--- Information shown ---

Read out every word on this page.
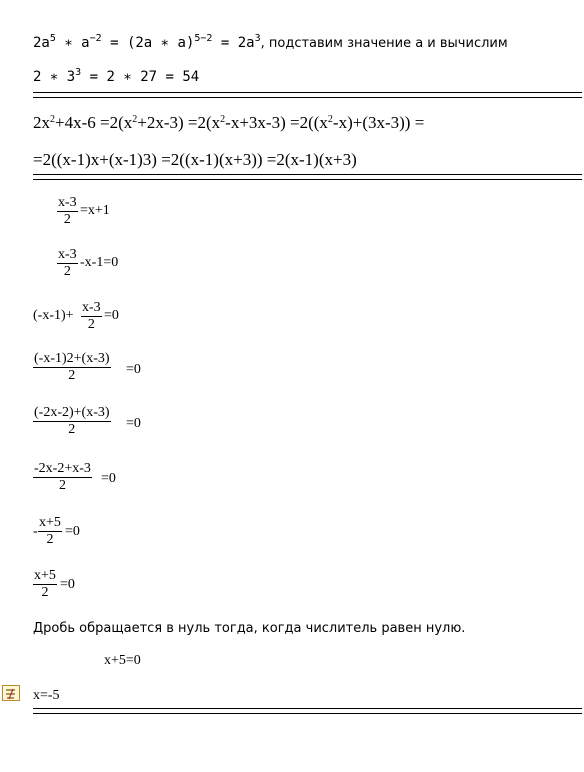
$2a^5$ ∗ $a^{-2} = (2a$ ∗ $a)^{5-2} = 2a^3$, подставим значение а и вычислим
2 ∗ $3^3 = 2$ ∗ 27 = 54
$2x^2+4x-6 =2(x^2+2x-3) =2(x^2-x+3x-3) =2((x^2-x)+(3x-3))$ =
=2((x-1)x+(x-1)3) =2((x-1)(x+3)) =2(x-1)(x+3)
$\frac{x-3}{2} =x+1$
$\frac{x-3}{2} -x-1=0$
$(-x-1)+ \frac{x-3}{2} =0$
$\frac{(-x-1)2+(x-3)}{2} =0$
$\frac{(-2x-2)+(x-3)}{2} =0$
$\frac{-2x-2+x-3}{2} =0$
- $\frac{x+5}{2} =0$
$\frac{x+5}{2} =0$
Дробь обращается в нуль тогда, когда числитель равен нулю.
x+5=0
x=-5
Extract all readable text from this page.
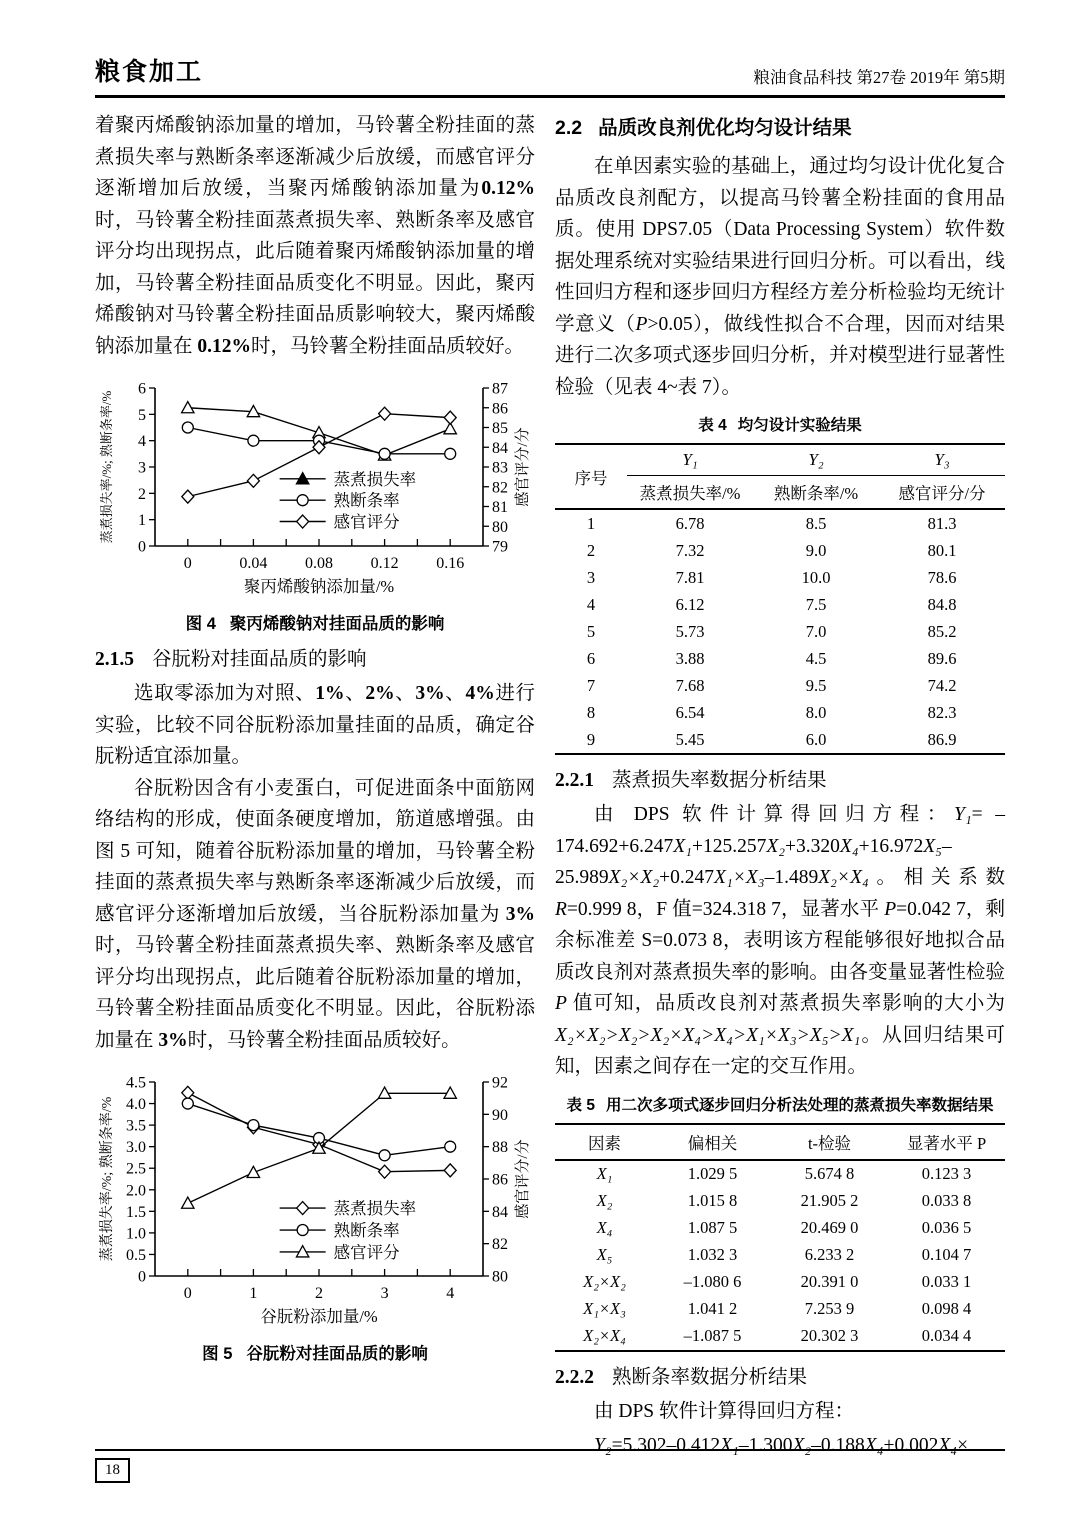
粮食加工	粮油食品科技 第27卷 2019年 第5期

着聚丙烯酸钠添加量的增加，马铃薯全粉挂面的蒸煮损失率与熟断条率逐渐减少后放缓，而感官评分逐渐增加后放缓，当聚丙烯酸钠添加量为0.12%时，马铃薯全粉挂面蒸煮损失率、熟断条率及感官评分均出现拐点，此后随着聚丙烯酸钠添加量的增加，马铃薯全粉挂面品质变化不明显。因此，聚丙烯酸钠对马铃薯全粉挂面品质影响较大，聚丙烯酸钠添加量在 0.12%时，马铃薯全粉挂面品质较好。

0
1
2
3
4
5
6
79
80
81
82
83
84
85
86
87
0	0.04 0.08 0.12 0.16
聚丙烯酸钠添加量/%
蒸煮损失率/%; 熟断条率/%	感官评分/分
蒸煮损失率
熟断条率
感官评分
图 4 聚丙烯酸钠对挂面品质的影响
2.1.5 谷朊粉对挂面品质的影响

选取零添加为对照、1%、2%、3%、4%进行实验，比较不同谷朊粉添加量挂面的品质，确定谷朊粉适宜添加量。

谷朊粉因含有小麦蛋白，可促进面条中面筋网络结构的形成，使面条硬度增加，筋道感增强。由图 5 可知，随着谷朊粉添加量的增加，马铃薯全粉挂面的蒸煮损失率与熟断条率逐渐减少后放缓，而感官评分逐渐增加后放缓，当谷朊粉添加量为 3%时，马铃薯全粉挂面蒸煮损失率、熟断条率及感官评分均出现拐点，此后随着谷朊粉添加量的增加，马铃薯全粉挂面品质变化不明显。因此，谷朊粉添加量在 3%时，马铃薯全粉挂面品质较好。

0
0.5
1.0
1.5
2.0
2.5
3.0
3.5
4.0
4.5
80
82
84
86
88
90
92
0	1	2	3	4
谷朊粉添加量/%
蒸煮损失率/%; 熟断条率/%	感官评分/分
蒸煮损失率
熟断条率
感官评分
图 5 谷朊粉对挂面品质的影响
2.2 品质改良剂优化均匀设计结果

在单因素实验的基础上，通过均匀设计优化复合品质改良剂配方，以提高马铃薯全粉挂面的食用品质。使用 DPS7.05（Data Processing System）软件数据处理系统对实验结果进行回归分析。可以看出，线性回归方程和逐步回归方程经方差分析检验均无统计学意义（P>0.05），做线性拟合不合理，因而对结果进行二次多项式逐步回归分析，并对模型进行显著性检验（见表 4~表 7）。

表 4 均匀设计实验结果
序号	Y₁	Y₂	Y₃
	蒸煮损失率/%	熟断条率/%	感官评分/分
1	6.78	8.5	81.3
2	7.32	9.0	80.1
3	7.81	10.0	78.6
4	6.12	7.5	84.8
5	5.73	7.0	85.2
6	3.88	4.5	89.6
7	7.68	9.5	74.2
8	6.54	8.0	82.3
9	5.45	6.0	86.9
2.2.1 蒸煮损失率数据分析结果

由 DPS 软件计算得回归方程：Y₁= –174.692+6.247X₁+125.257X₂+3.320X₄+16.972X₅–25.989X₂×X₂+0.247X₁×X₃–1.489X₂×X₄。相关系数 R=0.999 8，F 值=324.318 7，显著水平 P=0.042 7，剩余标准差 S=0.073 8，表明该方程能够很好地拟合品质改良剂对蒸煮损失率的影响。由各变量显著性检验 P 值可知，品质改良剂对蒸煮损失率影响的大小为 X₂×X₂>X₂>X₂×X₄>X₄>X₁×X₃>X₅>X₁。从回归结果可知，因素之间存在一定的交互作用。

表 5 用二次多项式逐步回归分析法处理的蒸煮损失率数据结果
因素	偏相关	t-检验	显著水平 P
X₁	1.029 5	5.674 8	0.123 3
X₂	1.015 8	21.905 2	0.033 8
X₄	1.087 5	20.469 0	0.036 5
X₅	1.032 3	6.233 2	0.104 7
X₂×X₂	–1.080 6	20.391 0	0.033 1
X₁×X₃	1.041 2	7.253 9	0.098 4
X₂×X₄	–1.087 5	20.302 3	0.034 4
2.2.2 熟断条率数据分析结果

由 DPS 软件计算得回归方程：

Y₂=5.302–0.412X₁–1.300X₂–0.188X₄+0.002X₄×

18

---

Check each line of the entries above for the word "page". List the ones that have it.

Read out every word on this page.
Extract all readable text from this page.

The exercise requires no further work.